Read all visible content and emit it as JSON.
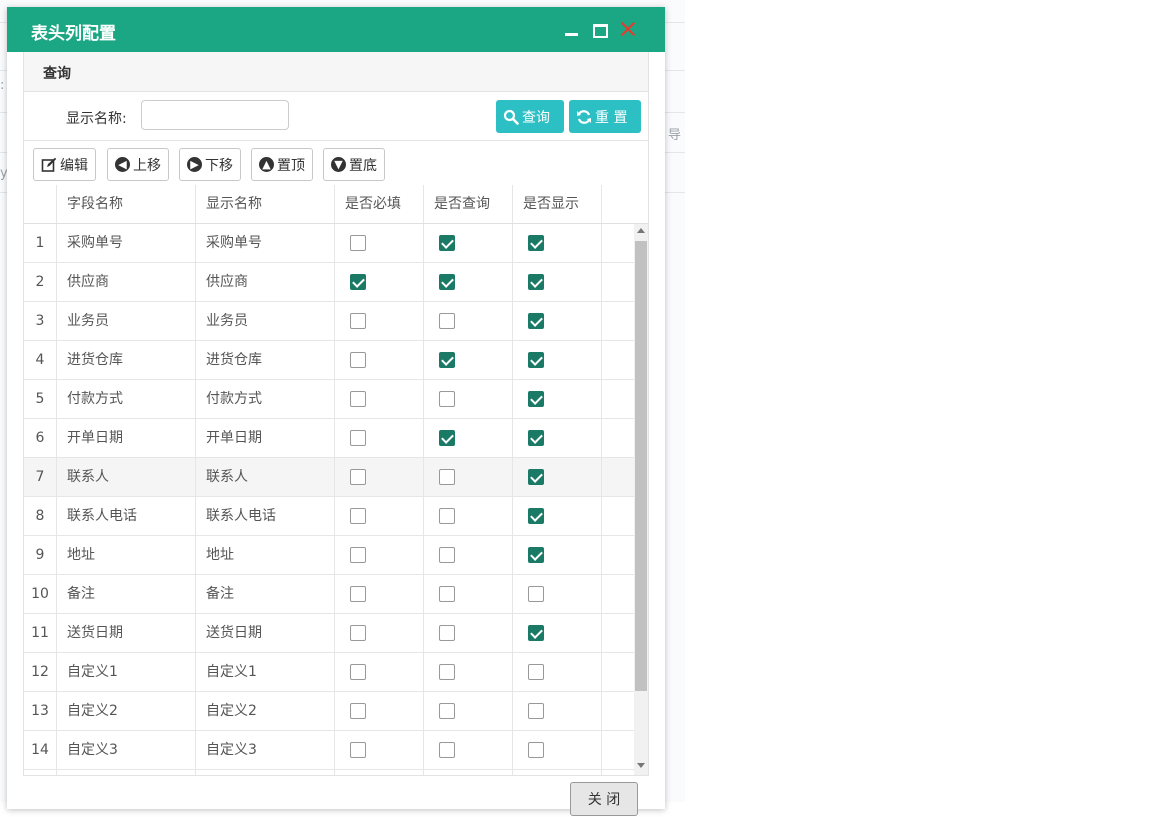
{
  "background": {
    "fragments": [
      ":",
      "导",
      "y"
    ]
  },
  "dialog": {
    "title": "表头列配置",
    "query_section_title": "查询",
    "display_name_label": "显示名称:",
    "display_name_value": "",
    "search_label": "查询",
    "reset_label": "重 置",
    "toolbar": {
      "edit": "编辑",
      "move_up": "上移",
      "move_down": "下移",
      "move_top": "置顶",
      "move_bottom": "置底"
    },
    "columns": [
      "",
      "字段名称",
      "显示名称",
      "是否必填",
      "是否查询",
      "是否显示"
    ],
    "rows": [
      {
        "no": "1",
        "field": "采购单号",
        "display": "采购单号",
        "required": false,
        "query": true,
        "show": true
      },
      {
        "no": "2",
        "field": "供应商",
        "display": "供应商",
        "required": true,
        "query": true,
        "show": true
      },
      {
        "no": "3",
        "field": "业务员",
        "display": "业务员",
        "required": false,
        "query": false,
        "show": true
      },
      {
        "no": "4",
        "field": "进货仓库",
        "display": "进货仓库",
        "required": false,
        "query": true,
        "show": true
      },
      {
        "no": "5",
        "field": "付款方式",
        "display": "付款方式",
        "required": false,
        "query": false,
        "show": true
      },
      {
        "no": "6",
        "field": "开单日期",
        "display": "开单日期",
        "required": false,
        "query": true,
        "show": true
      },
      {
        "no": "7",
        "field": "联系人",
        "display": "联系人",
        "required": false,
        "query": false,
        "show": true,
        "highlighted": true
      },
      {
        "no": "8",
        "field": "联系人电话",
        "display": "联系人电话",
        "required": false,
        "query": false,
        "show": true
      },
      {
        "no": "9",
        "field": "地址",
        "display": "地址",
        "required": false,
        "query": false,
        "show": true
      },
      {
        "no": "10",
        "field": "备注",
        "display": "备注",
        "required": false,
        "query": false,
        "show": false
      },
      {
        "no": "11",
        "field": "送货日期",
        "display": "送货日期",
        "required": false,
        "query": false,
        "show": true
      },
      {
        "no": "12",
        "field": "自定义1",
        "display": "自定义1",
        "required": false,
        "query": false,
        "show": false
      },
      {
        "no": "13",
        "field": "自定义2",
        "display": "自定义2",
        "required": false,
        "query": false,
        "show": false
      },
      {
        "no": "14",
        "field": "自定义3",
        "display": "自定义3",
        "required": false,
        "query": false,
        "show": false
      },
      {
        "no": "",
        "field": "",
        "display": "",
        "required": false,
        "query": false,
        "show": false,
        "partial": true
      }
    ],
    "close_label": "关 闭",
    "colors": {
      "titlebar": "#1ba784",
      "teal_button": "#2cbfc4",
      "checkbox_checked": "#1a7a66",
      "close_icon": "#e33b2e"
    }
  }
}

### WRITTEN TASK
Return all the entries word for word, but omit any pictures they contain.

### RESULT FOR THIS TASK
Read all visible content and emit it as JSON.
{
  "background": {
    "fragments": [
      ":",
      "导",
      "y"
    ]
  },
  "dialog": {
    "title": "表头列配置",
    "query_section_title": "查询",
    "display_name_label": "显示名称:",
    "display_name_value": "",
    "search_label": "查询",
    "reset_label": "重 置",
    "toolbar": {
      "edit": "编辑",
      "move_up": "上移",
      "move_down": "下移",
      "move_top": "置顶",
      "move_bottom": "置底"
    },
    "columns": [
      "",
      "字段名称",
      "显示名称",
      "是否必填",
      "是否查询",
      "是否显示"
    ],
    "rows": [
      {
        "no": "1",
        "field": "采购单号",
        "display": "采购单号",
        "required": false,
        "query": true,
        "show": true
      },
      {
        "no": "2",
        "field": "供应商",
        "display": "供应商",
        "required": true,
        "query": true,
        "show": true
      },
      {
        "no": "3",
        "field": "业务员",
        "display": "业务员",
        "required": false,
        "query": false,
        "show": true
      },
      {
        "no": "4",
        "field": "进货仓库",
        "display": "进货仓库",
        "required": false,
        "query": true,
        "show": true
      },
      {
        "no": "5",
        "field": "付款方式",
        "display": "付款方式",
        "required": false,
        "query": false,
        "show": true
      },
      {
        "no": "6",
        "field": "开单日期",
        "display": "开单日期",
        "required": false,
        "query": true,
        "show": true
      },
      {
        "no": "7",
        "field": "联系人",
        "display": "联系人",
        "required": false,
        "query": false,
        "show": true,
        "highlighted": true
      },
      {
        "no": "8",
        "field": "联系人电话",
        "display": "联系人电话",
        "required": false,
        "query": false,
        "show": true
      },
      {
        "no": "9",
        "field": "地址",
        "display": "地址",
        "required": false,
        "query": false,
        "show": true
      },
      {
        "no": "10",
        "field": "备注",
        "display": "备注",
        "required": false,
        "query": false,
        "show": false
      },
      {
        "no": "11",
        "field": "送货日期",
        "display": "送货日期",
        "required": false,
        "query": false,
        "show": true
      },
      {
        "no": "12",
        "field": "自定义1",
        "display": "自定义1",
        "required": false,
        "query": false,
        "show": false
      },
      {
        "no": "13",
        "field": "自定义2",
        "display": "自定义2",
        "required": false,
        "query": false,
        "show": false
      },
      {
        "no": "14",
        "field": "自定义3",
        "display": "自定义3",
        "required": false,
        "query": false,
        "show": false
      },
      {
        "no": "",
        "field": "",
        "display": "",
        "required": false,
        "query": false,
        "show": false,
        "partial": true
      }
    ],
    "close_label": "关 闭",
    "colors": {
      "titlebar": "#1ba784",
      "teal_button": "#2cbfc4",
      "checkbox_checked": "#1a7a66",
      "close_icon": "#e33b2e"
    }
  }
}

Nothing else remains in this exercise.